In full and without alteration, give the listing again.

# START OF Input material

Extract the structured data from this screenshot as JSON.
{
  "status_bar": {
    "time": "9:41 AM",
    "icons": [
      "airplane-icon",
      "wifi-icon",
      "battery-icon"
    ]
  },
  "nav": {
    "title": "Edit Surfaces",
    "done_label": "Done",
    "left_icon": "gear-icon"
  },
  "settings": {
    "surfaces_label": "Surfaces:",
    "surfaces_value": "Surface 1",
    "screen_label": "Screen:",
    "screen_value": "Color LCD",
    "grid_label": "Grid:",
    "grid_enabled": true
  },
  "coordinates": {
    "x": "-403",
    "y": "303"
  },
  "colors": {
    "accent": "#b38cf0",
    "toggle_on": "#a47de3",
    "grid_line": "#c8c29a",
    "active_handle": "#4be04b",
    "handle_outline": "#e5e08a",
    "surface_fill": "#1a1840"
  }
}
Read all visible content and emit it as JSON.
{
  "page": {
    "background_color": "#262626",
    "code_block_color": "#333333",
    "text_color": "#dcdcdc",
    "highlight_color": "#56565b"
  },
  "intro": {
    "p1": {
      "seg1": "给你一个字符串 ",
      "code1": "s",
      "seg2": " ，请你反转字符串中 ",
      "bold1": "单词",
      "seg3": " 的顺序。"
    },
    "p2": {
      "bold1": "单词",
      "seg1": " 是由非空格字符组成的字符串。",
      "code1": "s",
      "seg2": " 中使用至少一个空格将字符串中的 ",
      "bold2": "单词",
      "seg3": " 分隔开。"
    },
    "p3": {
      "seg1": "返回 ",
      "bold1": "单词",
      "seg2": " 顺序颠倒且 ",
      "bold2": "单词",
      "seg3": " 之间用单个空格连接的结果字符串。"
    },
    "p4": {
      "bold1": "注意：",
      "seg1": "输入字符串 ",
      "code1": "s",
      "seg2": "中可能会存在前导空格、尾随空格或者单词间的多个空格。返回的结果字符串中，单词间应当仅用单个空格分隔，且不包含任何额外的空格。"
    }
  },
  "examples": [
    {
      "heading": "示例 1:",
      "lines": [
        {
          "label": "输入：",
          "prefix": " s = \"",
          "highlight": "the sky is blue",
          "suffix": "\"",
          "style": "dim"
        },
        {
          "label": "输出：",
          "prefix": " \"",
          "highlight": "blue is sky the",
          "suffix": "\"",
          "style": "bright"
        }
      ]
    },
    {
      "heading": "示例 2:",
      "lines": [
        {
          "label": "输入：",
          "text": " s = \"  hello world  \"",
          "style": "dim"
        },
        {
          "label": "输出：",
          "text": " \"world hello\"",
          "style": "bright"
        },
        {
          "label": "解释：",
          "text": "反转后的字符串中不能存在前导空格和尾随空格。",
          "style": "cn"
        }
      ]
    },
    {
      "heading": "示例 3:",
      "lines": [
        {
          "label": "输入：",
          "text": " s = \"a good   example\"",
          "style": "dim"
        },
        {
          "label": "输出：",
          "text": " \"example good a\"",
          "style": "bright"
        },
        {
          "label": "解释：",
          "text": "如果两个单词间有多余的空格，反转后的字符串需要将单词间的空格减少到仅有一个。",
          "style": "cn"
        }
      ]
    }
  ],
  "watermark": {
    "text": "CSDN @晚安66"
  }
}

# END OF Input material

■ Complete answer ■
Extract the structured data from this screenshot as JSON.
{
  "status_bar": {
    "time": "9:41 AM",
    "icons": [
      "airplane-icon",
      "wifi-icon",
      "battery-icon"
    ]
  },
  "nav": {
    "title": "Edit Surfaces",
    "done_label": "Done",
    "left_icon": "gear-icon"
  },
  "settings": {
    "surfaces_label": "Surfaces:",
    "surfaces_value": "Surface 1",
    "screen_label": "Screen:",
    "screen_value": "Color LCD",
    "grid_label": "Grid:",
    "grid_enabled": true
  },
  "coordinates": {
    "x": "-403",
    "y": "303"
  },
  "colors": {
    "accent": "#b38cf0",
    "toggle_on": "#a47de3",
    "grid_line": "#c8c29a",
    "active_handle": "#4be04b",
    "handle_outline": "#e5e08a",
    "surface_fill": "#1a1840"
  }
}
Read all visible content and emit it as JSON.
{
  "page": {
    "background_color": "#262626",
    "code_block_color": "#333333",
    "text_color": "#dcdcdc",
    "highlight_color": "#56565b"
  },
  "intro": {
    "p1": {
      "seg1": "给你一个字符串 ",
      "code1": "s",
      "seg2": " ，请你反转字符串中 ",
      "bold1": "单词",
      "seg3": " 的顺序。"
    },
    "p2": {
      "bold1": "单词",
      "seg1": " 是由非空格字符组成的字符串。",
      "code1": "s",
      "seg2": " 中使用至少一个空格将字符串中的 ",
      "bold2": "单词",
      "seg3": " 分隔开。"
    },
    "p3": {
      "seg1": "返回 ",
      "bold1": "单词",
      "seg2": " 顺序颠倒且 ",
      "bold2": "单词",
      "seg3": " 之间用单个空格连接的结果字符串。"
    },
    "p4": {
      "bold1": "注意：",
      "seg1": "输入字符串 ",
      "code1": "s",
      "seg2": "中可能会存在前导空格、尾随空格或者单词间的多个空格。返回的结果字符串中，单词间应当仅用单个空格分隔，且不包含任何额外的空格。"
    }
  },
  "examples": [
    {
      "heading": "示例 1:",
      "lines": [
        {
          "label": "输入：",
          "prefix": " s = \"",
          "highlight": "the sky is blue",
          "suffix": "\"",
          "style": "dim"
        },
        {
          "label": "输出：",
          "prefix": " \"",
          "highlight": "blue is sky the",
          "suffix": "\"",
          "style": "bright"
        }
      ]
    },
    {
      "heading": "示例 2:",
      "lines": [
        {
          "label": "输入：",
          "text": " s = \"  hello world  \"",
          "style": "dim"
        },
        {
          "label": "输出：",
          "text": " \"world hello\"",
          "style": "bright"
        },
        {
          "label": "解释：",
          "text": "反转后的字符串中不能存在前导空格和尾随空格。",
          "style": "cn"
        }
      ]
    },
    {
      "heading": "示例 3:",
      "lines": [
        {
          "label": "输入：",
          "text": " s = \"a good   example\"",
          "style": "dim"
        },
        {
          "label": "输出：",
          "text": " \"example good a\"",
          "style": "bright"
        },
        {
          "label": "解释：",
          "text": "如果两个单词间有多余的空格，反转后的字符串需要将单词间的空格减少到仅有一个。",
          "style": "cn"
        }
      ]
    }
  ],
  "watermark": {
    "text": "CSDN @晚安66"
  }
}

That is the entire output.